§ **Work to complete**:
Write out, unchanged, the lines below from the very first one through the line containing "page: DENT plus", including both of those lines.

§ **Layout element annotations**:

## start

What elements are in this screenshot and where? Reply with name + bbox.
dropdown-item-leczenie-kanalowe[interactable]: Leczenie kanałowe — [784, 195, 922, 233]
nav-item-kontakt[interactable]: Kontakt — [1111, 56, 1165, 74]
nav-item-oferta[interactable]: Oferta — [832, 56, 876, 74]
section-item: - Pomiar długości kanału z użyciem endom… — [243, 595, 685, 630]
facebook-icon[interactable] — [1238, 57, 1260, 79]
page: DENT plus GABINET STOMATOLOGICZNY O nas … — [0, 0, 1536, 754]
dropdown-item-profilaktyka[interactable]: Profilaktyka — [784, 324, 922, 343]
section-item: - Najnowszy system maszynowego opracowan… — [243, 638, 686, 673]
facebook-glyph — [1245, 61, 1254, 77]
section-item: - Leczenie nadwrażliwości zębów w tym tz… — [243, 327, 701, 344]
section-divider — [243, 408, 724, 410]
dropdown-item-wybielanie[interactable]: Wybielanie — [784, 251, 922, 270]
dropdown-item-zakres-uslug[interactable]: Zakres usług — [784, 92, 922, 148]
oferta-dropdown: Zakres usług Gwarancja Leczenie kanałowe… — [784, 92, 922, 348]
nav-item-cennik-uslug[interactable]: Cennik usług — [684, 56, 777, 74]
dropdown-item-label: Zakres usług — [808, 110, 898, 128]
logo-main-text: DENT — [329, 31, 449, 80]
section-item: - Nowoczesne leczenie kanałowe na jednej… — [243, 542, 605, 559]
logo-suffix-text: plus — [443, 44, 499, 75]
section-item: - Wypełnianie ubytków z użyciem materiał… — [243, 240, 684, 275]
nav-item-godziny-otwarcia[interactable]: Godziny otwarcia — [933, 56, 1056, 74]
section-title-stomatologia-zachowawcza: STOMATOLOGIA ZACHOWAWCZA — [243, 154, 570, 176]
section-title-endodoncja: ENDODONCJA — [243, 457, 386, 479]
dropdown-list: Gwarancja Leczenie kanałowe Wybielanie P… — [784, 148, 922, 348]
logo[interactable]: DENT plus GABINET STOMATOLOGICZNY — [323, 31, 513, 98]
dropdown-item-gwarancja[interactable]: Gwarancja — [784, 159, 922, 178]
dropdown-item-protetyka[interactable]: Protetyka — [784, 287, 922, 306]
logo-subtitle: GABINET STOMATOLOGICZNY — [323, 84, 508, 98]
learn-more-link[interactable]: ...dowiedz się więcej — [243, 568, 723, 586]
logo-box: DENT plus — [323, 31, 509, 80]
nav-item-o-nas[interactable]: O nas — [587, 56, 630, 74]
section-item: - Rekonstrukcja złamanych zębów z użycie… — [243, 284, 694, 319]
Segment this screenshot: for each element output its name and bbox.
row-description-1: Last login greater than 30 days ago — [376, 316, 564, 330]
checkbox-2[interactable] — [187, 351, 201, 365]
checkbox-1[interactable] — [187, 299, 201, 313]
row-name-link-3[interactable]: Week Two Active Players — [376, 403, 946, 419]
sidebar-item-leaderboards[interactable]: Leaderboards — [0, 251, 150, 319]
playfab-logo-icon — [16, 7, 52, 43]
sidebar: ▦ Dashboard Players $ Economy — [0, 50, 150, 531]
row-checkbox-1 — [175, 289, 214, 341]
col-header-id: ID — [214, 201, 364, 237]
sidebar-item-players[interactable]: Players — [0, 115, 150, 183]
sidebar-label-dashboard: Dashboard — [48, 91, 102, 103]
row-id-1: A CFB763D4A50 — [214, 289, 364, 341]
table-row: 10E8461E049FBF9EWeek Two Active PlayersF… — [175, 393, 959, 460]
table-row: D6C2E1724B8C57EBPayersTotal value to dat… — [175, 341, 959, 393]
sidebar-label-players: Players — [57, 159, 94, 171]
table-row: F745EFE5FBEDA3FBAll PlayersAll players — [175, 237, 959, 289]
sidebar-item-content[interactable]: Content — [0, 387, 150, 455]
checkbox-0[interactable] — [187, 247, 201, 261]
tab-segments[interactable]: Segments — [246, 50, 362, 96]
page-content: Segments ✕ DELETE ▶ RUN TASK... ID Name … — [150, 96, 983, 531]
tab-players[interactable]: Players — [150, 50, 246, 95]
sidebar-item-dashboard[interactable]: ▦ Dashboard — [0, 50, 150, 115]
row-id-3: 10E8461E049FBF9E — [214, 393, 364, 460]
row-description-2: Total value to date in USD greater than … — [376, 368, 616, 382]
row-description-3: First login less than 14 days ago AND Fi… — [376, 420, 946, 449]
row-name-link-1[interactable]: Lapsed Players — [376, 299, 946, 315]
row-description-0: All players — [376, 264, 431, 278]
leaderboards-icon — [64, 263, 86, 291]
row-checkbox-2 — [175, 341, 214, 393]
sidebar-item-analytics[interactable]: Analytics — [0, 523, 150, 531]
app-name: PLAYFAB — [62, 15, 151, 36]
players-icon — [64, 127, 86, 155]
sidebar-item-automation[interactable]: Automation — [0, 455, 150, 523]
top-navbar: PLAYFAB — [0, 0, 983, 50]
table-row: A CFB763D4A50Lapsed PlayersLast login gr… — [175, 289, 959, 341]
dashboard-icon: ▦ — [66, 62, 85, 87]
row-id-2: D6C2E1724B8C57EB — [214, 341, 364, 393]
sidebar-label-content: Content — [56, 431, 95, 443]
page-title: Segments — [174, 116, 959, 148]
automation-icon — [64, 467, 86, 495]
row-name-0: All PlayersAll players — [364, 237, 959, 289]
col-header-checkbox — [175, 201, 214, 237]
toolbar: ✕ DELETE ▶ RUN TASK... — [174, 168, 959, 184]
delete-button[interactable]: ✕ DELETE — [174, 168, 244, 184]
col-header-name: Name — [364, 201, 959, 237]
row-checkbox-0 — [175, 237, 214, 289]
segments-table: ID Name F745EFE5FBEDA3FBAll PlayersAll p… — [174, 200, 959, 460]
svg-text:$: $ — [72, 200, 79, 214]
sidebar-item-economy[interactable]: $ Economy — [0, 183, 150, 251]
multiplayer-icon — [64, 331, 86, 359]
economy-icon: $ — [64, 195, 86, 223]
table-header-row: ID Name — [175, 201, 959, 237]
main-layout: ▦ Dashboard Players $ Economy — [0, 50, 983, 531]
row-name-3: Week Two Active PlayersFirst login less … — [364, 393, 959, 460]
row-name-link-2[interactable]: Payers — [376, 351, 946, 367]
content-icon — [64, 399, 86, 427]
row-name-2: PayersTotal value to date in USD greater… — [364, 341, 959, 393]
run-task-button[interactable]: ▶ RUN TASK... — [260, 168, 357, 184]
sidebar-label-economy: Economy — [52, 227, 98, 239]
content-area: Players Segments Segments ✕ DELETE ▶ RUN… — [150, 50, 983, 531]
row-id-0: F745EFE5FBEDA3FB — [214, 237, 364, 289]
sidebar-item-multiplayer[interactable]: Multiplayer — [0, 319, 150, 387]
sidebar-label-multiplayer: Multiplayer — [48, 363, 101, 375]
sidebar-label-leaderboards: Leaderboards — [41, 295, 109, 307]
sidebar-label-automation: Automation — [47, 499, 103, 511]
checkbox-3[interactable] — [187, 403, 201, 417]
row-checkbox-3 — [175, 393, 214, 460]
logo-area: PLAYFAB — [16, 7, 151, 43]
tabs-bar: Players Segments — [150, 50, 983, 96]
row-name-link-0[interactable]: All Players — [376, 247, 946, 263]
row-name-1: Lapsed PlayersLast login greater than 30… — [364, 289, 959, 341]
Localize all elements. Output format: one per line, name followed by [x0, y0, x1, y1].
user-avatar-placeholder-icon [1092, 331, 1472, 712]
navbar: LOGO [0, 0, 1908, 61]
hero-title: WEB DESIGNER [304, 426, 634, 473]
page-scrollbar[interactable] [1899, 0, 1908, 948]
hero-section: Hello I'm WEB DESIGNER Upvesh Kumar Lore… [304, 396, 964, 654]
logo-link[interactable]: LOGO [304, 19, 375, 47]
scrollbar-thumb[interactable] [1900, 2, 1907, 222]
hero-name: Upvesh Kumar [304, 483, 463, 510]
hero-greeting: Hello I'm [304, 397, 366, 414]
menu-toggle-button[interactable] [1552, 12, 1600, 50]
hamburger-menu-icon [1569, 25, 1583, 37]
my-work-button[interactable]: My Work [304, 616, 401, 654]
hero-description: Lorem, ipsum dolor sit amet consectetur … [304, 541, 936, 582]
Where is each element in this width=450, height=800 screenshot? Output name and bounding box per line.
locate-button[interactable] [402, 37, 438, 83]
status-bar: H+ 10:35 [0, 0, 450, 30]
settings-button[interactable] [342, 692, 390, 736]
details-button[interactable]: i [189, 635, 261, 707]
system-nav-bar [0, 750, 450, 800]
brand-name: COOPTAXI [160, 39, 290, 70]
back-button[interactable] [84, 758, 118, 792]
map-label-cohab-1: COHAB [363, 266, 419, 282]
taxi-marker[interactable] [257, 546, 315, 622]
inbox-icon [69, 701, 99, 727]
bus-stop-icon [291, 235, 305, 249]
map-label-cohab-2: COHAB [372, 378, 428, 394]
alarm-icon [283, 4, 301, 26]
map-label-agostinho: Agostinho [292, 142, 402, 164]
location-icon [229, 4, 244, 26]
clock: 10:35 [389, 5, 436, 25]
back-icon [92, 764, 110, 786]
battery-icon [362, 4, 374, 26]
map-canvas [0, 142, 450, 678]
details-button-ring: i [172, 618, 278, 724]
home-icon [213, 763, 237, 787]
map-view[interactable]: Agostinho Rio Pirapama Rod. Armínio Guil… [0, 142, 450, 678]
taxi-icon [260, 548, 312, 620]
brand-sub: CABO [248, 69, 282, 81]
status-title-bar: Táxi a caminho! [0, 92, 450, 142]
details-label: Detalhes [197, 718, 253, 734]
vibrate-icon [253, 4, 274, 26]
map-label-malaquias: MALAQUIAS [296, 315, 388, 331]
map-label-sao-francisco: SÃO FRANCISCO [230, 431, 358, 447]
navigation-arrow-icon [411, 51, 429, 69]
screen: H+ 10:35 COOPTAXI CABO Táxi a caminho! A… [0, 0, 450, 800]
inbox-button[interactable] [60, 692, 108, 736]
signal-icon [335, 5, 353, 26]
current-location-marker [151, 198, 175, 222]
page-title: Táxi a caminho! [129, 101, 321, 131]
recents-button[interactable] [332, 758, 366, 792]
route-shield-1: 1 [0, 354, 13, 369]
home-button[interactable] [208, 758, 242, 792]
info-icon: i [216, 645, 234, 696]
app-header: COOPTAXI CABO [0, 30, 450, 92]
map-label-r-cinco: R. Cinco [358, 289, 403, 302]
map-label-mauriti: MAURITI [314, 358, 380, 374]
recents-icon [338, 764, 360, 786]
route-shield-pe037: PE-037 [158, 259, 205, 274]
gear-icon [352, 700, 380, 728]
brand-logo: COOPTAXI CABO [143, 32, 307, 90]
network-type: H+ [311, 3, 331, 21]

## end

§ **Task output**:
What elements are in this screenshot and where? Reply with name + bbox.
dropdown-item-leczenie-kanalowe[interactable]: Leczenie kanałowe — [784, 195, 922, 233]
nav-item-kontakt[interactable]: Kontakt — [1111, 56, 1165, 74]
nav-item-oferta[interactable]: Oferta — [832, 56, 876, 74]
section-item: - Pomiar długości kanału z użyciem endom… — [243, 595, 685, 630]
facebook-icon[interactable] — [1238, 57, 1260, 79]
page: DENT plus GABINET STOMATOLOGICZNY O nas … — [0, 0, 1536, 754]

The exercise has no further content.